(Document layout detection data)

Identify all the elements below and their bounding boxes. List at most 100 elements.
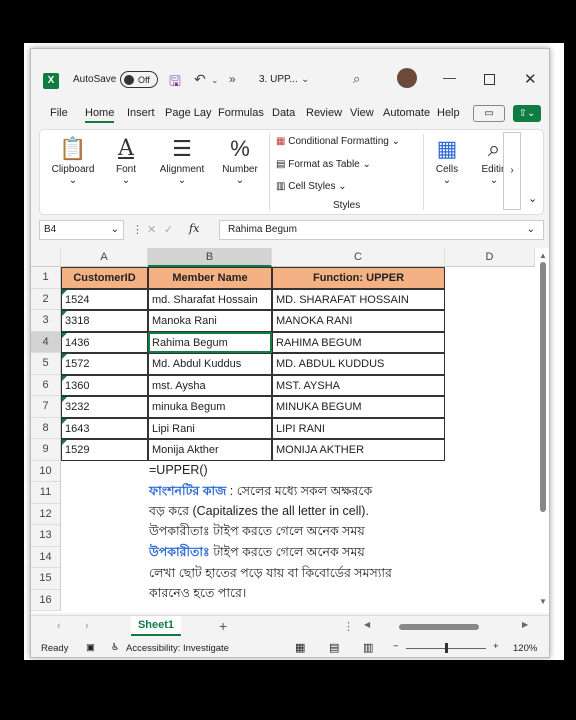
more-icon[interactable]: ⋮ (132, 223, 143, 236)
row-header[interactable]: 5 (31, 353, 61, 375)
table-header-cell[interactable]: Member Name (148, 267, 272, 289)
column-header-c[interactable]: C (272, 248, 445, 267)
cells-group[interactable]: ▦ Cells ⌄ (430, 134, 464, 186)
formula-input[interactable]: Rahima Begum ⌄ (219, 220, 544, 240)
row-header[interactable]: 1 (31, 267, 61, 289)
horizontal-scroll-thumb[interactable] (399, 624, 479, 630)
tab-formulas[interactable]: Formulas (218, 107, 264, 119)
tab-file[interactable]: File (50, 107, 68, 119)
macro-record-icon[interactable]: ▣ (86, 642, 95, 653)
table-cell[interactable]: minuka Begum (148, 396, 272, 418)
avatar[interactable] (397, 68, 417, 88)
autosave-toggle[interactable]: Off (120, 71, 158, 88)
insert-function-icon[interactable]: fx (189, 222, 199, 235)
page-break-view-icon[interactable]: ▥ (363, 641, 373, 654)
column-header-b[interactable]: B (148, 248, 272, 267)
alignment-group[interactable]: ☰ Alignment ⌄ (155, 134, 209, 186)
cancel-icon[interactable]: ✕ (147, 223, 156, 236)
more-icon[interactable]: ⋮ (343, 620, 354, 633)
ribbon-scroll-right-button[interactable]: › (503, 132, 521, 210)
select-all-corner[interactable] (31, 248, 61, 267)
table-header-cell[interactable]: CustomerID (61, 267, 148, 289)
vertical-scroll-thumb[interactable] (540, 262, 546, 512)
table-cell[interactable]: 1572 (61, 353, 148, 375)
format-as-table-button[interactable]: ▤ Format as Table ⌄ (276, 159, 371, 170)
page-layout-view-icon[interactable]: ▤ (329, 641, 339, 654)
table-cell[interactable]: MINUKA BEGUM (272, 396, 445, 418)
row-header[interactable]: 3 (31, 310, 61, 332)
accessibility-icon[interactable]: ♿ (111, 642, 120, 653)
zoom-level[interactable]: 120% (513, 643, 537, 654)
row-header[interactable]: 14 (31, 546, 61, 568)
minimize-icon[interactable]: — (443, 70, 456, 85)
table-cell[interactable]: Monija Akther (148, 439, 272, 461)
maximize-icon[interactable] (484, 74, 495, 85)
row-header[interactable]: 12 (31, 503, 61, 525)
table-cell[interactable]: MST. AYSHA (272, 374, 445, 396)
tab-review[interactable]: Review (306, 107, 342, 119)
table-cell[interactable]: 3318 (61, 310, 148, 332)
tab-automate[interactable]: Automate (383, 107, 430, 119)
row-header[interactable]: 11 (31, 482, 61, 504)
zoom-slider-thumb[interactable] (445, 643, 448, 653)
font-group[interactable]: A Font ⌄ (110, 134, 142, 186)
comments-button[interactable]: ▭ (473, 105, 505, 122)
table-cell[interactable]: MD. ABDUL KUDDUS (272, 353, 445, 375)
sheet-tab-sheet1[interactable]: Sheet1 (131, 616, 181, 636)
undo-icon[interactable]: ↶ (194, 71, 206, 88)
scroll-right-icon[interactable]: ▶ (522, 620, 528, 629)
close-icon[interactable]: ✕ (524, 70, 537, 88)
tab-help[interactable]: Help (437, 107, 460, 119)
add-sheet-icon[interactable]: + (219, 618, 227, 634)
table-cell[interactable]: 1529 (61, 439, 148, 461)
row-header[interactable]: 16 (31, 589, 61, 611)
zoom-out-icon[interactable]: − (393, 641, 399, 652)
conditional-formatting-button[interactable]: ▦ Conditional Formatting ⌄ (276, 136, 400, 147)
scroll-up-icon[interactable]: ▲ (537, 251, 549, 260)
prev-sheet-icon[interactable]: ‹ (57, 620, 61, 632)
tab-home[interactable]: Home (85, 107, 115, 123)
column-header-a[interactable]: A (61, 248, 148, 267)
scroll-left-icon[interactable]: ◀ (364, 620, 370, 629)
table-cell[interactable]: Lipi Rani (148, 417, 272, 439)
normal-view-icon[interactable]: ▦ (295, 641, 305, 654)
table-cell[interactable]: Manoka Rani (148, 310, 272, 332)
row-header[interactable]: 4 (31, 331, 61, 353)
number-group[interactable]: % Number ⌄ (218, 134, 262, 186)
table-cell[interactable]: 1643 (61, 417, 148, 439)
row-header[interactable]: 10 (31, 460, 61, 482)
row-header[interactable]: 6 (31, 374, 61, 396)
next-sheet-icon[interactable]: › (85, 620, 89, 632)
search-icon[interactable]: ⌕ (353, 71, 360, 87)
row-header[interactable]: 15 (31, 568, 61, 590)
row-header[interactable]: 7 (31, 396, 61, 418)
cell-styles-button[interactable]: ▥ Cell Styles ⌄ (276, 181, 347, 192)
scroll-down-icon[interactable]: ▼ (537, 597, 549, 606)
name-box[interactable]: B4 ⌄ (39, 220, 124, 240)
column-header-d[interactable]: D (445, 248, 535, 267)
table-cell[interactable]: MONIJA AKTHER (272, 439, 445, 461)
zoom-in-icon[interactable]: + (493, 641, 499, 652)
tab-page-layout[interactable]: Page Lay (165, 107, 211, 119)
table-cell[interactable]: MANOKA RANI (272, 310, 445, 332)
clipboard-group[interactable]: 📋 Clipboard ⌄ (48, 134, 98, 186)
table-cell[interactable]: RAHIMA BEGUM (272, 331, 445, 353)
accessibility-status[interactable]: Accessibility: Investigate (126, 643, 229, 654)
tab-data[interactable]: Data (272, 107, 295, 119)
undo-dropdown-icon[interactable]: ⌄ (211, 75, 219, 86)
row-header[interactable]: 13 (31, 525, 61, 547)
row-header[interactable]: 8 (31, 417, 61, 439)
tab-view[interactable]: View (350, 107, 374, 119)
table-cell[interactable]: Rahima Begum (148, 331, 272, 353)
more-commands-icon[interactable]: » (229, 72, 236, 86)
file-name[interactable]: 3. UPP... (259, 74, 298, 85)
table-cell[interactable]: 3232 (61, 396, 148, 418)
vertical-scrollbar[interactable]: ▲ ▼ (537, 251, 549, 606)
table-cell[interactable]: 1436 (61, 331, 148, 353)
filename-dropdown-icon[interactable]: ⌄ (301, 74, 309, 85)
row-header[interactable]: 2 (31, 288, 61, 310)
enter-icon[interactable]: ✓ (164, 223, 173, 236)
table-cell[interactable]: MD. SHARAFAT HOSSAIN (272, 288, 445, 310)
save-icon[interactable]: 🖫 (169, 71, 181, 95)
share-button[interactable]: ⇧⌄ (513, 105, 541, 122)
--
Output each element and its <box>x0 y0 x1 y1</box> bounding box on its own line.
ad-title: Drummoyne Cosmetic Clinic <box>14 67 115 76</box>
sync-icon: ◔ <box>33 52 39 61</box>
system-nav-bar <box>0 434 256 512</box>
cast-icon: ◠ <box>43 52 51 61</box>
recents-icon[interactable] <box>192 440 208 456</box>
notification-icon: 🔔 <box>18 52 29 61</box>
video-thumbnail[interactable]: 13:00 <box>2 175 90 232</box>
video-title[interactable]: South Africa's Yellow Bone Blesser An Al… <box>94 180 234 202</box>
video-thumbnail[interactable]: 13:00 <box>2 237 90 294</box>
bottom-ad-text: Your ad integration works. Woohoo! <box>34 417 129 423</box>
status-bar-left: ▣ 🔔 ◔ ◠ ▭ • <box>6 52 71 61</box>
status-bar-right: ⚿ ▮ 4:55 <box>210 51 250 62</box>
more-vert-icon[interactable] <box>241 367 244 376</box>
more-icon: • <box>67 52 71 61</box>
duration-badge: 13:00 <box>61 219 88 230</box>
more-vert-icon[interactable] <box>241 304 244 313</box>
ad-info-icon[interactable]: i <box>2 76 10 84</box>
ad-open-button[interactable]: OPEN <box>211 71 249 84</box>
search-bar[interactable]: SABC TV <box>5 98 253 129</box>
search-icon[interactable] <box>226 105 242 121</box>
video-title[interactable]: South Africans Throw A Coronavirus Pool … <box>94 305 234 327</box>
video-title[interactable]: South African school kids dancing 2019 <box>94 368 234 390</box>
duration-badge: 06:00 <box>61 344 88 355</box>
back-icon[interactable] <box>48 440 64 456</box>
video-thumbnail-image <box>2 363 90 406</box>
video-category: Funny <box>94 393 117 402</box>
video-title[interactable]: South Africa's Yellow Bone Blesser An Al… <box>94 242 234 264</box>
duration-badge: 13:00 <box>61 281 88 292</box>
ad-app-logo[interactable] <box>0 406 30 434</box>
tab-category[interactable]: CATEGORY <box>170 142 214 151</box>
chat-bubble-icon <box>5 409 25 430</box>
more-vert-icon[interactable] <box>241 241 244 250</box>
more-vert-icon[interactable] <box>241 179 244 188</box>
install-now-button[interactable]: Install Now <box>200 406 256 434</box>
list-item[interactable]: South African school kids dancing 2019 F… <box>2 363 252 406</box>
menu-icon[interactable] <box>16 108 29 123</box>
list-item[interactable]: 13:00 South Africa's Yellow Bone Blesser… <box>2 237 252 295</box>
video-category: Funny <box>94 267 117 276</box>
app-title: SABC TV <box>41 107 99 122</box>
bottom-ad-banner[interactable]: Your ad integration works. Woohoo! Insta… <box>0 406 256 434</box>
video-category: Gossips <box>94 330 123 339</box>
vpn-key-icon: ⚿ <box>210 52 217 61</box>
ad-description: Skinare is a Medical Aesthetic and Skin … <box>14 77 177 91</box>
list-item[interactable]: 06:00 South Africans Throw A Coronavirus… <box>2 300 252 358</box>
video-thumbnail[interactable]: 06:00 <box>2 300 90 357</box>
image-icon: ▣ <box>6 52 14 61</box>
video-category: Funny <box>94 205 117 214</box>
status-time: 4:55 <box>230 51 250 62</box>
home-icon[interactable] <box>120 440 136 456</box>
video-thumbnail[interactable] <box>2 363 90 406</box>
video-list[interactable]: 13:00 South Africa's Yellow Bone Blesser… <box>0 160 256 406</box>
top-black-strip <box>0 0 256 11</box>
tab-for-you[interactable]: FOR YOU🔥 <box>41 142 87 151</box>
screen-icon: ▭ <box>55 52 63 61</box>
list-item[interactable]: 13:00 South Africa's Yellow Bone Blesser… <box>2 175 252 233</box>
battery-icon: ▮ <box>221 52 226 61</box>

Assignment
What lines in the records contain the word "home"? Return each one.

Finished task
tab-home[interactable]: Home (85, 107, 115, 123)
home-icon[interactable] <box>120 440 136 456</box>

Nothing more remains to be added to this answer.